> _Work required_: Set each record down exactly, excluding all images.

Items listed in a dataset:
* Begin *

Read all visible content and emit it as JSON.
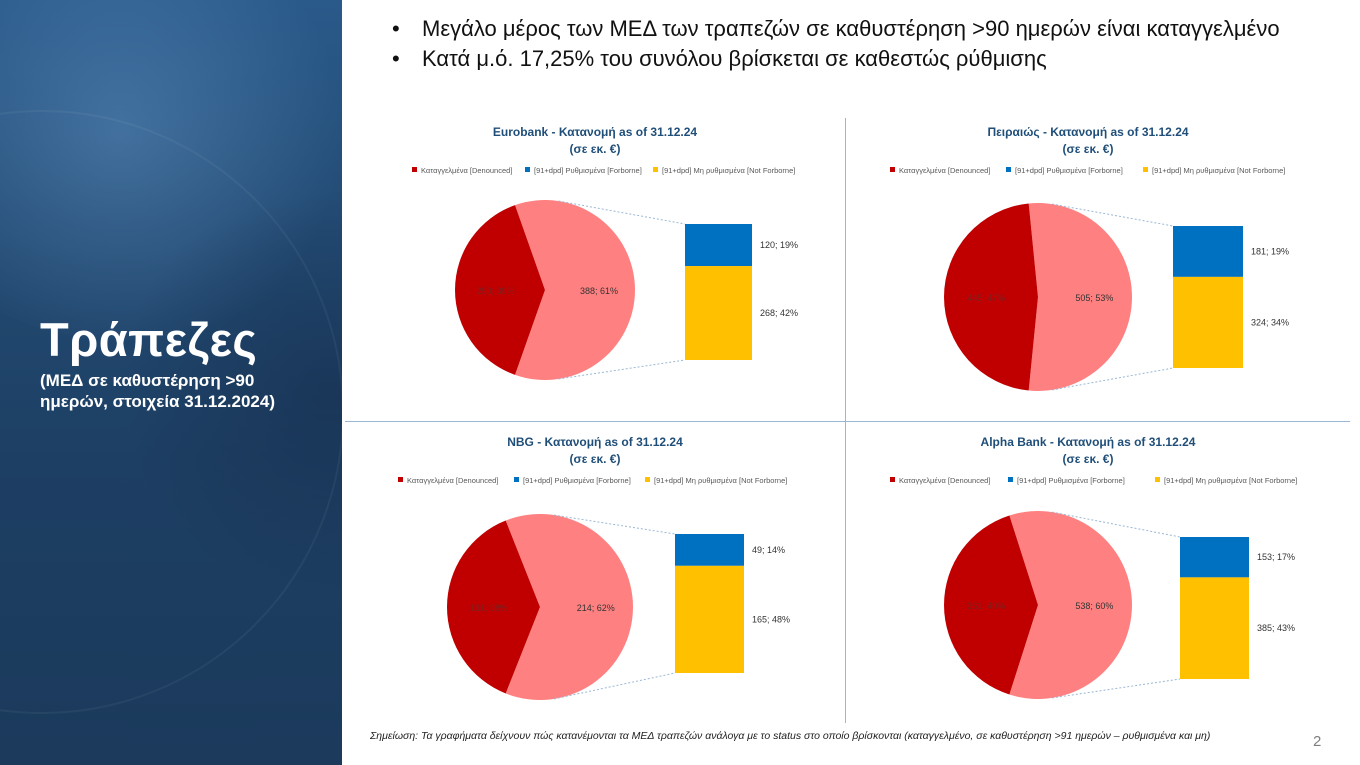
{
  "sidebar": {
    "title": "Τράπεζες",
    "subtitle": "(ΜΕΔ σε καθυστέρηση >90 ημερών, στοιχεία 31.12.2024)"
  },
  "bullets": [
    "Μεγάλο μέρος των ΜΕΔ των τραπεζών σε καθυστέρηση >90 ημερών είναι καταγγελμένο",
    "Κατά μ.ό. 17,25% του συνόλου βρίσκεται σε καθεστώς ρύθμισης"
  ],
  "colors": {
    "denounced": "#c00000",
    "rest": "#ff8080",
    "forborne": "#0070c0",
    "not_forborne": "#ffc000",
    "title_text": "#1f4e79",
    "connector": "#9bb7d4"
  },
  "legend_labels": [
    "Καταγγελμένα [Denounced]",
    "[91+dpd] Ρυθμισμένα [Forborne]",
    "[91+dpd] Μη ρυθμισμένα [Not Forborne]"
  ],
  "chart_data": [
    {
      "type": "pie",
      "title": "Eurobank - Κατανομή as of 31.12.24",
      "subtitle": "(σε εκ. €)",
      "slices": [
        {
          "name": "Καταγγελμένα [Denounced]",
          "value": 250,
          "label": "250; 39%"
        },
        {
          "name": "[91+dpd]",
          "value": 388,
          "label": "388; 61%"
        }
      ],
      "breakdown": [
        {
          "name": "[91+dpd] Ρυθμισμένα [Forborne]",
          "value": 120,
          "label": "120; 19%"
        },
        {
          "name": "[91+dpd] Μη ρυθμισμένα [Not Forborne]",
          "value": 268,
          "label": "268; 42%"
        }
      ]
    },
    {
      "type": "pie",
      "title": "Πειραιώς - Κατανομή as of 31.12.24",
      "subtitle": "(σε εκ. €)",
      "slices": [
        {
          "name": "Καταγγελμένα [Denounced]",
          "value": 445,
          "label": "445; 47%"
        },
        {
          "name": "[91+dpd]",
          "value": 505,
          "label": "505; 53%"
        }
      ],
      "breakdown": [
        {
          "name": "[91+dpd] Ρυθμισμένα [Forborne]",
          "value": 181,
          "label": "181; 19%"
        },
        {
          "name": "[91+dpd] Μη ρυθμισμένα [Not Forborne]",
          "value": 324,
          "label": "324; 34%"
        }
      ]
    },
    {
      "type": "pie",
      "title": "NBG - Κατανομή as of 31.12.24",
      "subtitle": "(σε εκ. €)",
      "slices": [
        {
          "name": "Καταγγελμένα [Denounced]",
          "value": 131,
          "label": "131; 38%"
        },
        {
          "name": "[91+dpd]",
          "value": 214,
          "label": "214; 62%"
        }
      ],
      "breakdown": [
        {
          "name": "[91+dpd] Ρυθμισμένα [Forborne]",
          "value": 49,
          "label": "49; 14%"
        },
        {
          "name": "[91+dpd] Μη ρυθμισμένα [Not Forborne]",
          "value": 165,
          "label": "165; 48%"
        }
      ]
    },
    {
      "type": "pie",
      "title": "Alpha Bank - Κατανομή as of 31.12.24",
      "subtitle": "(σε εκ. €)",
      "slices": [
        {
          "name": "Καταγγελμένα [Denounced]",
          "value": 361,
          "label": "361; 40%"
        },
        {
          "name": "[91+dpd]",
          "value": 538,
          "label": "538; 60%"
        }
      ],
      "breakdown": [
        {
          "name": "[91+dpd] Ρυθμισμένα [Forborne]",
          "value": 153,
          "label": "153; 17%"
        },
        {
          "name": "[91+dpd] Μη ρυθμισμένα [Not Forborne]",
          "value": 385,
          "label": "385; 43%"
        }
      ]
    }
  ],
  "footnote": "Σημείωση: Τα γραφήματα δείχνουν πώς κατανέμονται τα ΜΕΔ τραπεζών ανάλογα με το status στο οποίο βρίσκονται (καταγγελμένο, σε καθυστέρηση >91 ημερών – ρυθμισμένα και μη)",
  "page_number": "2"
}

* End *

> _Task solution_:
Read all visible content and emit it as JSON.
{
  "sidebar": {
    "title": "Τράπεζες",
    "subtitle": "(ΜΕΔ σε καθυστέρηση >90 ημερών, στοιχεία 31.12.2024)"
  },
  "bullets": [
    "Μεγάλο μέρος των ΜΕΔ των τραπεζών σε καθυστέρηση >90 ημερών είναι καταγγελμένο",
    "Κατά μ.ό. 17,25% του συνόλου βρίσκεται σε καθεστώς ρύθμισης"
  ],
  "colors": {
    "denounced": "#c00000",
    "rest": "#ff8080",
    "forborne": "#0070c0",
    "not_forborne": "#ffc000",
    "title_text": "#1f4e79",
    "connector": "#9bb7d4"
  },
  "legend_labels": [
    "Καταγγελμένα [Denounced]",
    "[91+dpd] Ρυθμισμένα [Forborne]",
    "[91+dpd] Μη ρυθμισμένα [Not Forborne]"
  ],
  "chart_data": [
    {
      "type": "pie",
      "title": "Eurobank - Κατανομή as of 31.12.24",
      "subtitle": "(σε εκ. €)",
      "slices": [
        {
          "name": "Καταγγελμένα [Denounced]",
          "value": 250,
          "label": "250; 39%"
        },
        {
          "name": "[91+dpd]",
          "value": 388,
          "label": "388; 61%"
        }
      ],
      "breakdown": [
        {
          "name": "[91+dpd] Ρυθμισμένα [Forborne]",
          "value": 120,
          "label": "120; 19%"
        },
        {
          "name": "[91+dpd] Μη ρυθμισμένα [Not Forborne]",
          "value": 268,
          "label": "268; 42%"
        }
      ]
    },
    {
      "type": "pie",
      "title": "Πειραιώς - Κατανομή as of 31.12.24",
      "subtitle": "(σε εκ. €)",
      "slices": [
        {
          "name": "Καταγγελμένα [Denounced]",
          "value": 445,
          "label": "445; 47%"
        },
        {
          "name": "[91+dpd]",
          "value": 505,
          "label": "505; 53%"
        }
      ],
      "breakdown": [
        {
          "name": "[91+dpd] Ρυθμισμένα [Forborne]",
          "value": 181,
          "label": "181; 19%"
        },
        {
          "name": "[91+dpd] Μη ρυθμισμένα [Not Forborne]",
          "value": 324,
          "label": "324; 34%"
        }
      ]
    },
    {
      "type": "pie",
      "title": "NBG - Κατανομή as of 31.12.24",
      "subtitle": "(σε εκ. €)",
      "slices": [
        {
          "name": "Καταγγελμένα [Denounced]",
          "value": 131,
          "label": "131; 38%"
        },
        {
          "name": "[91+dpd]",
          "value": 214,
          "label": "214; 62%"
        }
      ],
      "breakdown": [
        {
          "name": "[91+dpd] Ρυθμισμένα [Forborne]",
          "value": 49,
          "label": "49; 14%"
        },
        {
          "name": "[91+dpd] Μη ρυθμισμένα [Not Forborne]",
          "value": 165,
          "label": "165; 48%"
        }
      ]
    },
    {
      "type": "pie",
      "title": "Alpha Bank - Κατανομή as of 31.12.24",
      "subtitle": "(σε εκ. €)",
      "slices": [
        {
          "name": "Καταγγελμένα [Denounced]",
          "value": 361,
          "label": "361; 40%"
        },
        {
          "name": "[91+dpd]",
          "value": 538,
          "label": "538; 60%"
        }
      ],
      "breakdown": [
        {
          "name": "[91+dpd] Ρυθμισμένα [Forborne]",
          "value": 153,
          "label": "153; 17%"
        },
        {
          "name": "[91+dpd] Μη ρυθμισμένα [Not Forborne]",
          "value": 385,
          "label": "385; 43%"
        }
      ]
    }
  ],
  "footnote": "Σημείωση: Τα γραφήματα δείχνουν πώς κατανέμονται τα ΜΕΔ τραπεζών ανάλογα με το status στο οποίο βρίσκονται (καταγγελμένο, σε καθυστέρηση >91 ημερών – ρυθμισμένα και μη)",
  "page_number": "2"
}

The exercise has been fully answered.